(Data items)
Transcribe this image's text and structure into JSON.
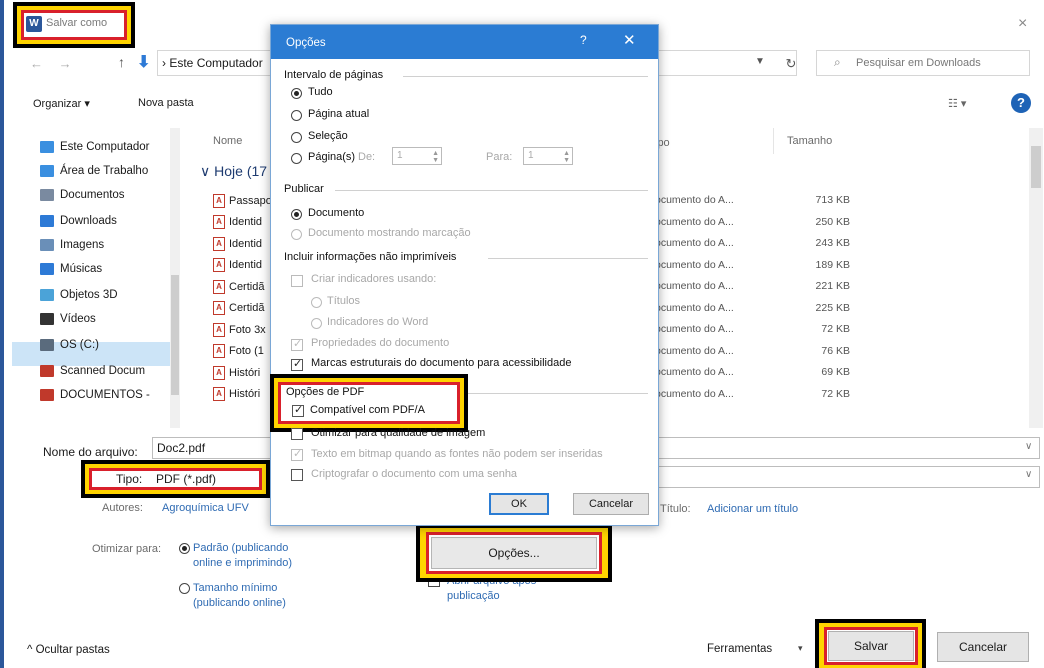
{
  "window": {
    "title": "Salvar como",
    "close": "×"
  },
  "address": {
    "path": "Este Computador",
    "path_sep": "›",
    "search_placeholder": "Pesquisar em Downloads"
  },
  "toolbar": {
    "organize": "Organizar ▾",
    "new_folder": "Nova pasta",
    "view": "☷ ▾",
    "help": "?"
  },
  "sidebar": {
    "items": [
      {
        "label": "Este Computador",
        "color": "#3a8fe0"
      },
      {
        "label": "Área de Trabalho",
        "color": "#3a8fe0"
      },
      {
        "label": "Documentos",
        "color": "#7a8aa0"
      },
      {
        "label": "Downloads",
        "color": "#2d7ad6"
      },
      {
        "label": "Imagens",
        "color": "#6a8fb8"
      },
      {
        "label": "Músicas",
        "color": "#2d7ad6"
      },
      {
        "label": "Objetos 3D",
        "color": "#4ba3d8"
      },
      {
        "label": "Vídeos",
        "color": "#333333"
      },
      {
        "label": "OS (C:)",
        "color": "#5a6b7d"
      },
      {
        "label": "Scanned Docum",
        "color": "#c0392b"
      },
      {
        "label": "DOCUMENTOS -",
        "color": "#c0392b"
      }
    ]
  },
  "files": {
    "col_name": "Nome",
    "col_type": "ipo",
    "col_size": "Tamanho",
    "group": "Hoje (17",
    "rows": [
      {
        "name": "Passapo",
        "type": "ocumento do A...",
        "size": "713 KB"
      },
      {
        "name": "Identid",
        "type": "ocumento do A...",
        "size": "250 KB"
      },
      {
        "name": "Identid",
        "type": "ocumento do A...",
        "size": "243 KB"
      },
      {
        "name": "Identid",
        "type": "ocumento do A...",
        "size": "189 KB"
      },
      {
        "name": "Certidã",
        "type": "ocumento do A...",
        "size": "221 KB"
      },
      {
        "name": "Certidã",
        "type": "ocumento do A...",
        "size": "225 KB"
      },
      {
        "name": "Foto 3x",
        "type": "ocumento do A...",
        "size": "72 KB"
      },
      {
        "name": "Foto (1",
        "type": "ocumento do A...",
        "size": "76 KB"
      },
      {
        "name": "Históri",
        "type": "ocumento do A...",
        "size": "69 KB"
      },
      {
        "name": "Históri",
        "type": "ocumento do A...",
        "size": "72 KB"
      }
    ]
  },
  "form": {
    "filename_label": "Nome do arquivo:",
    "filename_value": "Doc2.pdf",
    "type_label": "Tipo:",
    "type_value": "PDF (*.pdf)",
    "authors_label": "Autores:",
    "authors_value": "Agroquímica UFV",
    "title_label": "Título:",
    "title_value": "Adicionar um título",
    "optimize_label": "Otimizar para:",
    "optimize_opt1_l1": "Padrão (publicando",
    "optimize_opt1_l2": "online e imprimindo)",
    "optimize_opt2_l1": "Tamanho mínimo",
    "optimize_opt2_l2": "(publicando online)",
    "publish_l1": "Abrir arquivo após",
    "publish_l2": "publicação",
    "options_button": "Opções...",
    "hide_folders": "^  Ocultar pastas",
    "tools": "Ferramentas",
    "tools_caret": "▾",
    "save": "Salvar",
    "cancel": "Cancelar"
  },
  "dialog": {
    "title": "Opções",
    "help": "?",
    "close": "✕",
    "page_range": {
      "heading": "Intervalo de páginas",
      "all": "Tudo",
      "current": "Página atual",
      "selection": "Seleção",
      "pages": "Página(s)",
      "from_label": "De:",
      "from_value": "1",
      "to_label": "Para:",
      "to_value": "1"
    },
    "publish": {
      "heading": "Publicar",
      "document": "Documento",
      "document_markup": "Documento mostrando marcação"
    },
    "nonprint": {
      "heading": "Incluir informações não imprimíveis",
      "create_bookmarks": "Criar indicadores usando:",
      "headings": "Títulos",
      "word_bookmarks": "Indicadores do Word",
      "doc_props": "Propriedades do documento",
      "struct_tags": "Marcas estruturais do documento para acessibilidade"
    },
    "pdf": {
      "heading": "Opções de PDF",
      "pdfa": "Compatível com PDF/A",
      "optimize_image": "Otimizar para qualidade de imagem",
      "bitmap_text": "Texto em bitmap quando as fontes não podem ser inseridas",
      "encrypt": "Criptografar o documento com uma senha"
    },
    "ok": "OK",
    "cancel": "Cancelar"
  }
}
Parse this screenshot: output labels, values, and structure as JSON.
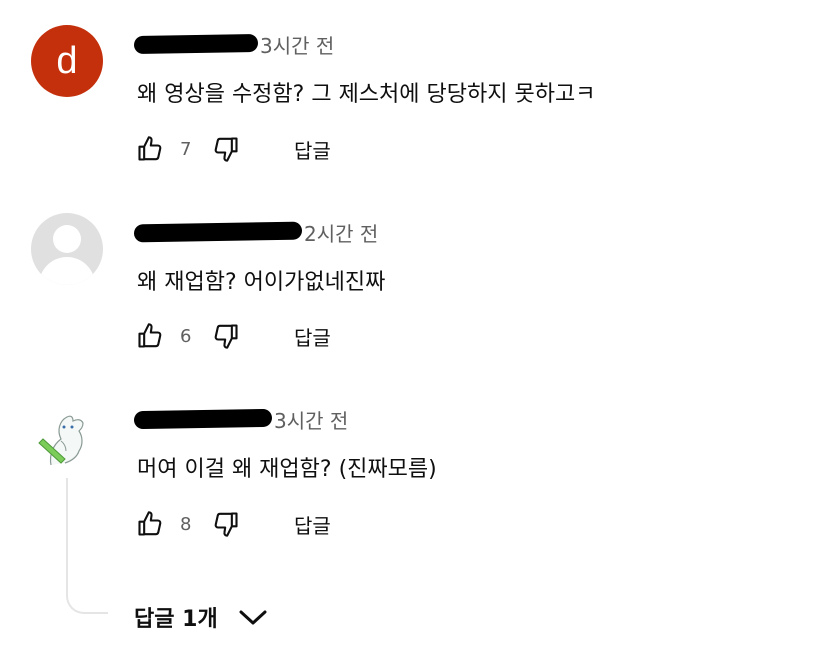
{
  "comments": [
    {
      "avatar_letter": "d",
      "avatar_color": "#c4300c",
      "time": "3시간 전",
      "text": "왜 영상을 수정함? 그 제스처에 당당하지 못하고ㅋ",
      "likes": "7",
      "reply_label": "답글"
    },
    {
      "time": "2시간 전",
      "text": "왜 재업함? 어이가없네진짜",
      "likes": "6",
      "reply_label": "답글"
    },
    {
      "time": "3시간 전",
      "text": "머여 이걸 왜 재업함? (진짜모름)",
      "likes": "8",
      "reply_label": "답글"
    }
  ],
  "replies_toggle": {
    "label": "답글 1개"
  }
}
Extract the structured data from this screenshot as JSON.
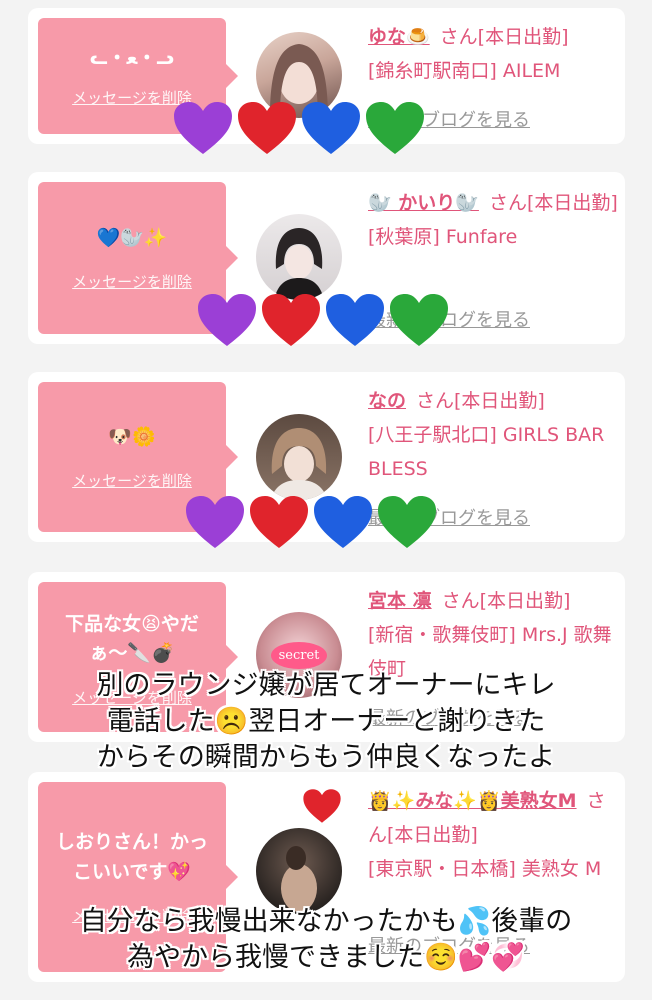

**DIRECTIVE**
Print the entries above exactly, taking out only the pictures.

**FINAL RESULT**
Transcribe this image's text and structure into JSON.
{
  "window": {
    "title": "Salvar como",
    "close": "×"
  },
  "address": {
    "path": "Este Computador",
    "path_sep": "›",
    "search_placeholder": "Pesquisar em Downloads"
  },
  "toolbar": {
    "organize": "Organizar ▾",
    "new_folder": "Nova pasta",
    "view": "☷ ▾",
    "help": "?"
  },
  "sidebar": {
    "items": [
      {
        "label": "Este Computador",
        "color": "#3a8fe0"
      },
      {
        "label": "Área de Trabalho",
        "color": "#3a8fe0"
      },
      {
        "label": "Documentos",
        "color": "#7a8aa0"
      },
      {
        "label": "Downloads",
        "color": "#2d7ad6"
      },
      {
        "label": "Imagens",
        "color": "#6a8fb8"
      },
      {
        "label": "Músicas",
        "color": "#2d7ad6"
      },
      {
        "label": "Objetos 3D",
        "color": "#4ba3d8"
      },
      {
        "label": "Vídeos",
        "color": "#333333"
      },
      {
        "label": "OS (C:)",
        "color": "#5a6b7d"
      },
      {
        "label": "Scanned Docum",
        "color": "#c0392b"
      },
      {
        "label": "DOCUMENTOS -",
        "color": "#c0392b"
      }
    ]
  },
  "files": {
    "col_name": "Nome",
    "col_type": "ipo",
    "col_size": "Tamanho",
    "group": "Hoje (17",
    "rows": [
      {
        "name": "Passapo",
        "type": "ocumento do A...",
        "size": "713 KB"
      },
      {
        "name": "Identid",
        "type": "ocumento do A...",
        "size": "250 KB"
      },
      {
        "name": "Identid",
        "type": "ocumento do A...",
        "size": "243 KB"
      },
      {
        "name": "Identid",
        "type": "ocumento do A...",
        "size": "189 KB"
      },
      {
        "name": "Certidã",
        "type": "ocumento do A...",
        "size": "221 KB"
      },
      {
        "name": "Certidã",
        "type": "ocumento do A...",
        "size": "225 KB"
      },
      {
        "name": "Foto 3x",
        "type": "ocumento do A...",
        "size": "72 KB"
      },
      {
        "name": "Foto (1",
        "type": "ocumento do A...",
        "size": "76 KB"
      },
      {
        "name": "Históri",
        "type": "ocumento do A...",
        "size": "69 KB"
      },
      {
        "name": "Históri",
        "type": "ocumento do A...",
        "size": "72 KB"
      }
    ]
  },
  "form": {
    "filename_label": "Nome do arquivo:",
    "filename_value": "Doc2.pdf",
    "type_label": "Tipo:",
    "type_value": "PDF (*.pdf)",
    "authors_label": "Autores:",
    "authors_value": "Agroquímica UFV",
    "title_label": "Título:",
    "title_value": "Adicionar um título",
    "optimize_label": "Otimizar para:",
    "optimize_opt1_l1": "Padrão (publicando",
    "optimize_opt1_l2": "online e imprimindo)",
    "optimize_opt2_l1": "Tamanho mínimo",
    "optimize_opt2_l2": "(publicando online)",
    "publish_l1": "Abrir arquivo após",
    "publish_l2": "publicação",
    "options_button": "Opções...",
    "hide_folders": "^  Ocultar pastas",
    "tools": "Ferramentas",
    "tools_caret": "▾",
    "save": "Salvar",
    "cancel": "Cancelar"
  },
  "dialog": {
    "title": "Opções",
    "help": "?",
    "close": "✕",
    "page_range": {
      "heading": "Intervalo de páginas",
      "all": "Tudo",
      "current": "Página atual",
      "selection": "Seleção",
      "pages": "Página(s)",
      "from_label": "De:",
      "from_value": "1",
      "to_label": "Para:",
      "to_value": "1"
    },
    "publish": {
      "heading": "Publicar",
      "document": "Documento",
      "document_markup": "Documento mostrando marcação"
    },
    "nonprint": {
      "heading": "Incluir informações não imprimíveis",
      "create_bookmarks": "Criar indicadores usando:",
      "headings": "Títulos",
      "word_bookmarks": "Indicadores do Word",
      "doc_props": "Propriedades do documento",
      "struct_tags": "Marcas estruturais do documento para acessibilidade"
    },
    "pdf": {
      "heading": "Opções de PDF",
      "pdfa": "Compatível com PDF/A",
      "optimize_image": "Otimizar para qualidade de imagem",
      "bitmap_text": "Texto em bitmap quando as fontes não podem ser inseridas",
      "encrypt": "Criptografar o documento com uma senha"
    },
    "ok": "OK",
    "cancel": "Cancelar"
  }
}
Parse this screenshot: output labels, values, and structure as JSON.
{
  "comments": [
    {
      "avatar_letter": "d",
      "avatar_color": "#c4300c",
      "time": "3시간 전",
      "text": "왜 영상을 수정함? 그 제스처에 당당하지 못하고ㅋ",
      "likes": "7",
      "reply_label": "답글"
    },
    {
      "time": "2시간 전",
      "text": "왜 재업함? 어이가없네진짜",
      "likes": "6",
      "reply_label": "답글"
    },
    {
      "time": "3시간 전",
      "text": "머여 이걸 왜 재업함? (진짜모름)",
      "likes": "8",
      "reply_label": "답글"
    }
  ],
  "replies_toggle": {
    "label": "답글 1개"
  }
}
Extract the structured data from this screenshot as JSON.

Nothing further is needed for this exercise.